*OBJECTIVE*:
Scan the entries below and report only how many lines contain "watering".

*RAW RECORDS*:
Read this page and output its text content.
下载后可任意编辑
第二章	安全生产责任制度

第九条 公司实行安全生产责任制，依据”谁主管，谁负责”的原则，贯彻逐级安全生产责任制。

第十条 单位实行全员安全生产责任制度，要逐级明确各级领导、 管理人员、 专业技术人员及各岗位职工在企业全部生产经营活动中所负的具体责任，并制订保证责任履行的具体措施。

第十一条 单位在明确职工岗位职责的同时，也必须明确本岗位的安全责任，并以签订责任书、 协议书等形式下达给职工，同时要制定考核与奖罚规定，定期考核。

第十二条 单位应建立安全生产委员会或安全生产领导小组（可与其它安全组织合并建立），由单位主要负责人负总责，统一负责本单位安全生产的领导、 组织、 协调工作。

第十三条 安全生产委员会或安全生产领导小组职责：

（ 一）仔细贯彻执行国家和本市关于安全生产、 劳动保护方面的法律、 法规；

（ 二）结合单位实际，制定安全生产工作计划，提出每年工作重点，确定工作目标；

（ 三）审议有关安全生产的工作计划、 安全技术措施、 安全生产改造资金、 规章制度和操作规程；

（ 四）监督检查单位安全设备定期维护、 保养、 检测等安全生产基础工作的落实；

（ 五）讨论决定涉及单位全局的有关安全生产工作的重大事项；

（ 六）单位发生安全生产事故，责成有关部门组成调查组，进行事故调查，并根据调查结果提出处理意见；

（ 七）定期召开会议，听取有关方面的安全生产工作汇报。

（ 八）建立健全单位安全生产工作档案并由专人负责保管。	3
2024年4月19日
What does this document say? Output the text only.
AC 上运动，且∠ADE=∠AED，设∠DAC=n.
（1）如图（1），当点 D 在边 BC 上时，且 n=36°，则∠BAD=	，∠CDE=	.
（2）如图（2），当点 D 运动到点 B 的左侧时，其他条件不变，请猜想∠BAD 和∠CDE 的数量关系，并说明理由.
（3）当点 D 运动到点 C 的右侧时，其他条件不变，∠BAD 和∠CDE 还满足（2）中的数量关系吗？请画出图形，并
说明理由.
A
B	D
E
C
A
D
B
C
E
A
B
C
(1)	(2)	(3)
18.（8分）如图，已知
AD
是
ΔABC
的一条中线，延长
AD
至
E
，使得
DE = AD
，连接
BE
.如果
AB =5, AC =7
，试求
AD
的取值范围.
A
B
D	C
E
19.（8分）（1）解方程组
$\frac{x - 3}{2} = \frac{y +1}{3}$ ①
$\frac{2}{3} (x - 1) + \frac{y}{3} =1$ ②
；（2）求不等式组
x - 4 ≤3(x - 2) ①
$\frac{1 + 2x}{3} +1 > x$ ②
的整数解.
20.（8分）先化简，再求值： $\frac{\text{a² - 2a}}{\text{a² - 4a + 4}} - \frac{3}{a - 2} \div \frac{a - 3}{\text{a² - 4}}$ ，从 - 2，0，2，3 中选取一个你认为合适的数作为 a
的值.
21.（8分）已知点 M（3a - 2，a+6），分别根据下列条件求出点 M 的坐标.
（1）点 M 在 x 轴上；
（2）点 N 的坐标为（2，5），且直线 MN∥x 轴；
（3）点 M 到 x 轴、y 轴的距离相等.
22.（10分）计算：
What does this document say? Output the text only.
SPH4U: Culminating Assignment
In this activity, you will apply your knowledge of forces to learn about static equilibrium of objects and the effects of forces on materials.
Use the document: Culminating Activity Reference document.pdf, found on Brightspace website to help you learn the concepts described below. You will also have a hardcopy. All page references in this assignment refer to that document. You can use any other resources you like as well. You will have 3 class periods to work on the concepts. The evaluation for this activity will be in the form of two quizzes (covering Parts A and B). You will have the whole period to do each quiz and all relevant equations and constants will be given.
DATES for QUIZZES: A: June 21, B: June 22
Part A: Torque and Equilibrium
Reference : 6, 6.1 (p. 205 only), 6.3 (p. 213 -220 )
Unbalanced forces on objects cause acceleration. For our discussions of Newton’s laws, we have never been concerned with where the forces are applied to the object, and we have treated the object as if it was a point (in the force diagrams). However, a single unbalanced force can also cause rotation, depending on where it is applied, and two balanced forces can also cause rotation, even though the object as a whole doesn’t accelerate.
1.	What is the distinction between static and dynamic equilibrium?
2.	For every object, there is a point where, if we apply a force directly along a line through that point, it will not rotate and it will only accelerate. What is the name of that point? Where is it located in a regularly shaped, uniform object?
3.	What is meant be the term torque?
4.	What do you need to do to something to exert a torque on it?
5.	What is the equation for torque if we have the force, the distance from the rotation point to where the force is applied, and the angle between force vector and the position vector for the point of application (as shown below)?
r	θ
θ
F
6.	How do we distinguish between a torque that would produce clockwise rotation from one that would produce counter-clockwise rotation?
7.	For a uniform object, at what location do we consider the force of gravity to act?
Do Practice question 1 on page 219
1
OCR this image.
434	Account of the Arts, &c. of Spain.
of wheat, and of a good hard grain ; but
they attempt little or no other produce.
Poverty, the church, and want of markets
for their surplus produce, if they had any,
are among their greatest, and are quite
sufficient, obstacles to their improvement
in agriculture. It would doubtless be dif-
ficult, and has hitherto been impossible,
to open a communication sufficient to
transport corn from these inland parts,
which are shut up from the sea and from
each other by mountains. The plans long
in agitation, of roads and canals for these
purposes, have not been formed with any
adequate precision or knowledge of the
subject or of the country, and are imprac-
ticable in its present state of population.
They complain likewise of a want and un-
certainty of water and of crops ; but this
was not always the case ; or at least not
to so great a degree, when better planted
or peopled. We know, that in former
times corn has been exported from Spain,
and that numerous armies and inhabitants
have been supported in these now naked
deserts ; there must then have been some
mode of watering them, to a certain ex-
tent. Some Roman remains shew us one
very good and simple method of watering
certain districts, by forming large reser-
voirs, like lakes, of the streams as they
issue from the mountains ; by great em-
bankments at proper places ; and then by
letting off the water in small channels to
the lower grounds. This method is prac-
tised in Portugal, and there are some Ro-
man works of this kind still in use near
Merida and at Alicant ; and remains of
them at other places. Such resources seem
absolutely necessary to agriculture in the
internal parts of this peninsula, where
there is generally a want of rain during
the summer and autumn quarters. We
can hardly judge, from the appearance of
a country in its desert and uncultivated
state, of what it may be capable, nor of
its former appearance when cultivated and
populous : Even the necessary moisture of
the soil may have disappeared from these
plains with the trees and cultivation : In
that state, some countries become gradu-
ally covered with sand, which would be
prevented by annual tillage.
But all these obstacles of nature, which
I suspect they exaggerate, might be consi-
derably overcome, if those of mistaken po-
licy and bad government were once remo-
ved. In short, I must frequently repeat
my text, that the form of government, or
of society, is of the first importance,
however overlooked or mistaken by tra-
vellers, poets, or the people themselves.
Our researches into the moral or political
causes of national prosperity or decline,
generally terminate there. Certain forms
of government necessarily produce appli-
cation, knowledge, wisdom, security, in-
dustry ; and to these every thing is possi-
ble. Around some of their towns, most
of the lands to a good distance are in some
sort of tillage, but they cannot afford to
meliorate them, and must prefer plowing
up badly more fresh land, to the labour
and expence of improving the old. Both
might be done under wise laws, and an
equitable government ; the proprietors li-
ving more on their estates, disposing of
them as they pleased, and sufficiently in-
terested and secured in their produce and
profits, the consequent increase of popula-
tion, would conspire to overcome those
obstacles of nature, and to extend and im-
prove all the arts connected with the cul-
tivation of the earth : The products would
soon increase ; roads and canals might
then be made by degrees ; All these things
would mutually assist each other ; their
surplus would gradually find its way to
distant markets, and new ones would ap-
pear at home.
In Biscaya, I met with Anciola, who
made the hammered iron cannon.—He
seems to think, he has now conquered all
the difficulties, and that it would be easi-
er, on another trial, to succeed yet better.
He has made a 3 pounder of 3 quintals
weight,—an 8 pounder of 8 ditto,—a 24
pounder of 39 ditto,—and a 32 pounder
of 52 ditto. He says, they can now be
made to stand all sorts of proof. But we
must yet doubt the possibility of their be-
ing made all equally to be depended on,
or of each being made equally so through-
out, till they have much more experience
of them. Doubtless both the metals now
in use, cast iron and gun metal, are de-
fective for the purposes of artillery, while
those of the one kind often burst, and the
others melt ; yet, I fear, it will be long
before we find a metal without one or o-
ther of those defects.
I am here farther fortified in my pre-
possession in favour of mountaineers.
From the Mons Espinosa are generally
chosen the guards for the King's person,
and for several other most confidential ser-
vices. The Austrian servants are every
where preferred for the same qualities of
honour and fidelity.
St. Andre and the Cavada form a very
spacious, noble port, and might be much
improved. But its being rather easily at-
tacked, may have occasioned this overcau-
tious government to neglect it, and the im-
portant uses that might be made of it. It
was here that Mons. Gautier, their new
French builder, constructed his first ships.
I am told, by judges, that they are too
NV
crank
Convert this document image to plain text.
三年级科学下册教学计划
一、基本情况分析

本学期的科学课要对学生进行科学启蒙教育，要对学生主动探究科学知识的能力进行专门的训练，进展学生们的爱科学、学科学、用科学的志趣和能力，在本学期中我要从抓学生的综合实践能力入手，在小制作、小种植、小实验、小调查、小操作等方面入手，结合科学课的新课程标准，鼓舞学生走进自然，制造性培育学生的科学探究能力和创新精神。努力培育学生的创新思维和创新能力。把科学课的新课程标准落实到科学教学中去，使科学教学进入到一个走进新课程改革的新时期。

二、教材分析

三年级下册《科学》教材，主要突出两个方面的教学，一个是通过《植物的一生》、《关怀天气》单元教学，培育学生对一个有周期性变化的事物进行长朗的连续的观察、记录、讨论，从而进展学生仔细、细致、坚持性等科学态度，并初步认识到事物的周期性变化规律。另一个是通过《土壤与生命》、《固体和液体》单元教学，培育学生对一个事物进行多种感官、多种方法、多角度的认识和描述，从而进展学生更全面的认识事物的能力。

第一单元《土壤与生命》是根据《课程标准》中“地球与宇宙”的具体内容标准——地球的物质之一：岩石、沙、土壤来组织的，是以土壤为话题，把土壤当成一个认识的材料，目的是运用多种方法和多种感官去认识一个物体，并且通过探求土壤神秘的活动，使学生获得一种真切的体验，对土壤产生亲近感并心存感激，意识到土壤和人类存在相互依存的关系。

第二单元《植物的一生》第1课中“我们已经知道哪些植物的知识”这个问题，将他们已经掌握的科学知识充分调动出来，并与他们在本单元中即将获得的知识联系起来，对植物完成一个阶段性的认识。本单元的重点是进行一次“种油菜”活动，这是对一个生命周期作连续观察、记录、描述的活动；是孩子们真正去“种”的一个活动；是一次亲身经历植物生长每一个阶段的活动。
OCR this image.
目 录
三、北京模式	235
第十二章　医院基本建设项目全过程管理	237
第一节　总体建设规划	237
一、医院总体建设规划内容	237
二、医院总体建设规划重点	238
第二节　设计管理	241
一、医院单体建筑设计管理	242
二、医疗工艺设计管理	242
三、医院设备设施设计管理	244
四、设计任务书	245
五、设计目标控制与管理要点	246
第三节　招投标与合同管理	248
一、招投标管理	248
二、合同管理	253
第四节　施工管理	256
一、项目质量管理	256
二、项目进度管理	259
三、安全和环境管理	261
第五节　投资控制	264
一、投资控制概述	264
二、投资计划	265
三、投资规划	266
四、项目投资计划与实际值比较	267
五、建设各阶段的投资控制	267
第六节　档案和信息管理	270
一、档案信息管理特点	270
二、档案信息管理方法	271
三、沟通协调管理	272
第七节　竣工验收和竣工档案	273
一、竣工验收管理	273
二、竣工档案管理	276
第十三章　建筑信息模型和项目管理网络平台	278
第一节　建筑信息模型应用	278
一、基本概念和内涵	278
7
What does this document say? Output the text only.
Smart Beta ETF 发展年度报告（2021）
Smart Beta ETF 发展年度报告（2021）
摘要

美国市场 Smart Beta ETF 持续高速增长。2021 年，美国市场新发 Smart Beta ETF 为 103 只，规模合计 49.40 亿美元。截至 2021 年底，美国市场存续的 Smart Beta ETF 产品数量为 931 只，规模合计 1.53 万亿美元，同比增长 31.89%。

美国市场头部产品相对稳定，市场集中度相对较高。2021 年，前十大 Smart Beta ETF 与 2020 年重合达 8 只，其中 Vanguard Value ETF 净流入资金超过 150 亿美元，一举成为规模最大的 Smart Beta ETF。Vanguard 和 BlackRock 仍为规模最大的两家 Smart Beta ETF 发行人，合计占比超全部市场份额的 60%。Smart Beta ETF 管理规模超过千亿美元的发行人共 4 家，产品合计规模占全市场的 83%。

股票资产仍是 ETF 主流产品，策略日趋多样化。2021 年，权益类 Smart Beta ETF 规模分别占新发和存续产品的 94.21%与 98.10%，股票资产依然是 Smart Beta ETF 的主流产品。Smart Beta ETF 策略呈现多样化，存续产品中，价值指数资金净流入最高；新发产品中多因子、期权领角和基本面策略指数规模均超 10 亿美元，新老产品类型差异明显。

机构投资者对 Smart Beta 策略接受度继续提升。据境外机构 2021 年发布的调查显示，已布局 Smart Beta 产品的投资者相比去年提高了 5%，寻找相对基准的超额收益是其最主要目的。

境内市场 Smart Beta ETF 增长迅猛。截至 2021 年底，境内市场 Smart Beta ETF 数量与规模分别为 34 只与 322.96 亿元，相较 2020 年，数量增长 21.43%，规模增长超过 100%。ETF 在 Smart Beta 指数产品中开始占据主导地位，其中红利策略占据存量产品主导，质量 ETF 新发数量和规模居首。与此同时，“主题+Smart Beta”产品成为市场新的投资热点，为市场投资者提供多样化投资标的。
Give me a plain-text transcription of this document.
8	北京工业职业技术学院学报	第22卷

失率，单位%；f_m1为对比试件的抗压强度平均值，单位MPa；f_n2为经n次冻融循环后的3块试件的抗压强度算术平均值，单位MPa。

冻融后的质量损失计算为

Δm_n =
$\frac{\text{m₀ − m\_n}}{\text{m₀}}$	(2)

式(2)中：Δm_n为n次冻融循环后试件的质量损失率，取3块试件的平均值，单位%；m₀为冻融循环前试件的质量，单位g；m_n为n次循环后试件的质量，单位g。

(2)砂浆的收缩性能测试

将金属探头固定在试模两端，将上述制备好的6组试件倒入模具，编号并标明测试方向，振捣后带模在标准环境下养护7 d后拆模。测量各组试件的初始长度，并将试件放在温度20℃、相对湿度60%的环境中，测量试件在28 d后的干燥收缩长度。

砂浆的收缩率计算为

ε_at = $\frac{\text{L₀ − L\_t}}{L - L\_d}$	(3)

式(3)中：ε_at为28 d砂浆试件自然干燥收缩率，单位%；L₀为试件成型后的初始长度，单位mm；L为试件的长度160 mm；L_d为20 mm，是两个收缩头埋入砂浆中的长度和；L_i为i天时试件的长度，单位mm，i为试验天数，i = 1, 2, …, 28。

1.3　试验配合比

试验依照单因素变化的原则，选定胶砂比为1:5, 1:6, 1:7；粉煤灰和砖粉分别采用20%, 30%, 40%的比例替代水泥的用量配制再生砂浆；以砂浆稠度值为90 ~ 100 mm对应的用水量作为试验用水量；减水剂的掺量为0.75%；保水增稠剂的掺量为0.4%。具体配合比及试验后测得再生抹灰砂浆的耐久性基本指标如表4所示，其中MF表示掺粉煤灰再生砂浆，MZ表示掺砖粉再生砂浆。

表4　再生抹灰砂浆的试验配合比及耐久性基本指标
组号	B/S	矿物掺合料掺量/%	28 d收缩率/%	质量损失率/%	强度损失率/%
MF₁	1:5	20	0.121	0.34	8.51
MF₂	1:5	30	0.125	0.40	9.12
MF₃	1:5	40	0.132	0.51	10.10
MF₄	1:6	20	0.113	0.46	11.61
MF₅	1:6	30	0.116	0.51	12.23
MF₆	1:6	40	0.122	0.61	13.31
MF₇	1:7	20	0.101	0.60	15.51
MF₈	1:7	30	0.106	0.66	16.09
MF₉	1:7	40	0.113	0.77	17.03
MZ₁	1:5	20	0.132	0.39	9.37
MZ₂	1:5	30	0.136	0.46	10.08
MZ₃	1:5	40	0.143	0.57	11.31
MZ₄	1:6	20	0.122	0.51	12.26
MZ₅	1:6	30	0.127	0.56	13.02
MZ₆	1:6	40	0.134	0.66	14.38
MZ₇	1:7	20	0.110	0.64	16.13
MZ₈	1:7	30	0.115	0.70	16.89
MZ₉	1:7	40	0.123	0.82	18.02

*COMPLETED TASK*:
2